Dataset records
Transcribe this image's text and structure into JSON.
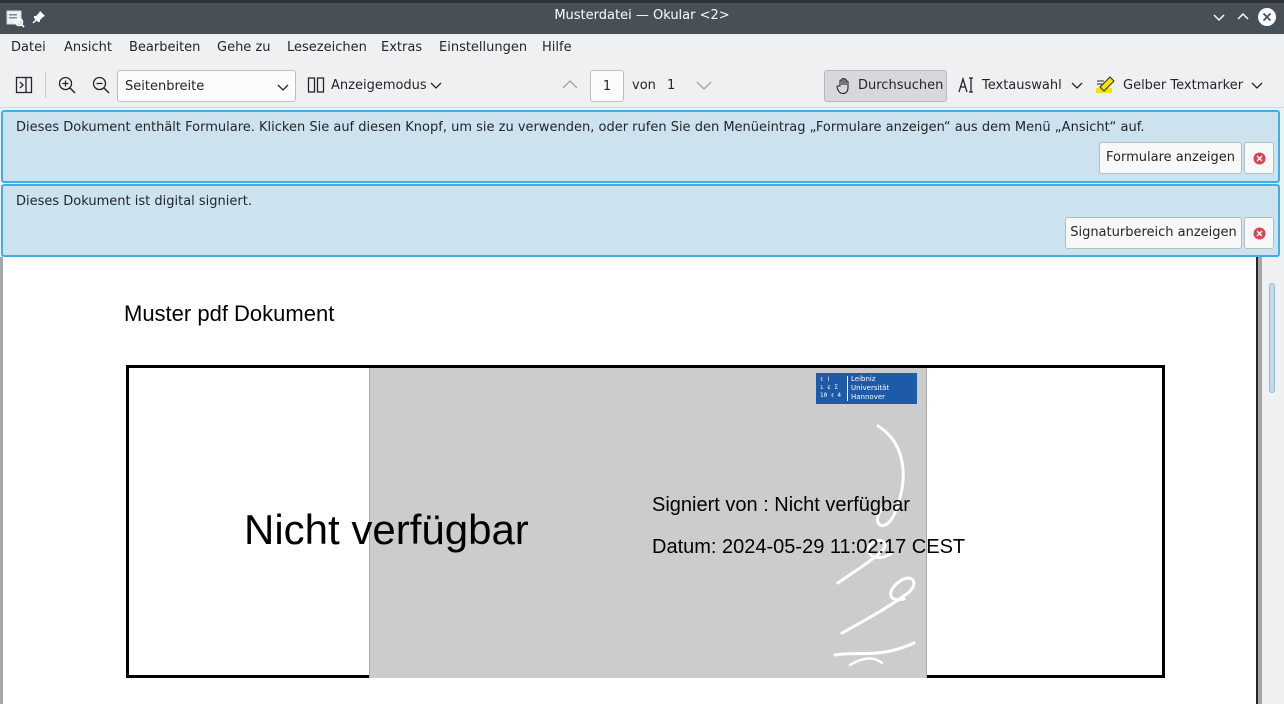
{
  "window": {
    "title": "Musterdatei — Okular <2>"
  },
  "menu": [
    "Datei",
    "Ansicht",
    "Bearbeiten",
    "Gehe zu",
    "Lesezeichen",
    "Extras",
    "Einstellungen",
    "Hilfe"
  ],
  "toolbar": {
    "zoom_mode": "Seitenbreite",
    "view_mode_label": "Anzeigemodus",
    "current_page": "1",
    "of_label": "von",
    "total_pages": "1",
    "browse_label": "Durchsuchen",
    "text_select_label": "Textauswahl",
    "highlighter_label": "Gelber Textmarker"
  },
  "infobars": {
    "forms": {
      "message": "Dieses Dokument enthält Formulare. Klicken Sie auf diesen Knopf, um sie zu verwenden, oder rufen Sie den Menüeintrag „Formulare anzeigen“ aus dem Menü „Ansicht“ auf.",
      "button": "Formulare anzeigen"
    },
    "signature": {
      "message": "Dieses Dokument ist digital signiert.",
      "button": "Signaturbereich anzeigen"
    }
  },
  "document": {
    "title": "Muster pdf Dokument",
    "signature": {
      "name": "Nicht verfügbar",
      "signed_by": "Signiert von : Nicht verfügbar",
      "date": "Datum: 2024-05-29 11:02:17 CEST",
      "logo_lines": [
        "Leibniz",
        "Universität",
        "Hannover"
      ]
    }
  },
  "colors": {
    "titlebar": "#475057",
    "infobar_bg": "#cce3ef",
    "infobar_border": "#3daee9",
    "logo_blue": "#1d5aa7"
  }
}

- **Challenge**: Every record above should be written out again exactly; the pictures stay out of the copy.

- **Output of the task**:
Transcribe this image's text and structure into JSON.
{
  "window": {
    "title": "Musterdatei — Okular <2>"
  },
  "menu": [
    "Datei",
    "Ansicht",
    "Bearbeiten",
    "Gehe zu",
    "Lesezeichen",
    "Extras",
    "Einstellungen",
    "Hilfe"
  ],
  "toolbar": {
    "zoom_mode": "Seitenbreite",
    "view_mode_label": "Anzeigemodus",
    "current_page": "1",
    "of_label": "von",
    "total_pages": "1",
    "browse_label": "Durchsuchen",
    "text_select_label": "Textauswahl",
    "highlighter_label": "Gelber Textmarker"
  },
  "infobars": {
    "forms": {
      "message": "Dieses Dokument enthält Formulare. Klicken Sie auf diesen Knopf, um sie zu verwenden, oder rufen Sie den Menüeintrag „Formulare anzeigen“ aus dem Menü „Ansicht“ auf.",
      "button": "Formulare anzeigen"
    },
    "signature": {
      "message": "Dieses Dokument ist digital signiert.",
      "button": "Signaturbereich anzeigen"
    }
  },
  "document": {
    "title": "Muster pdf Dokument",
    "signature": {
      "name": "Nicht verfügbar",
      "signed_by": "Signiert von : Nicht verfügbar",
      "date": "Datum: 2024-05-29 11:02:17 CEST",
      "logo_lines": [
        "Leibniz",
        "Universität",
        "Hannover"
      ]
    }
  },
  "colors": {
    "titlebar": "#475057",
    "infobar_bg": "#cce3ef",
    "infobar_border": "#3daee9",
    "logo_blue": "#1d5aa7"
  }
}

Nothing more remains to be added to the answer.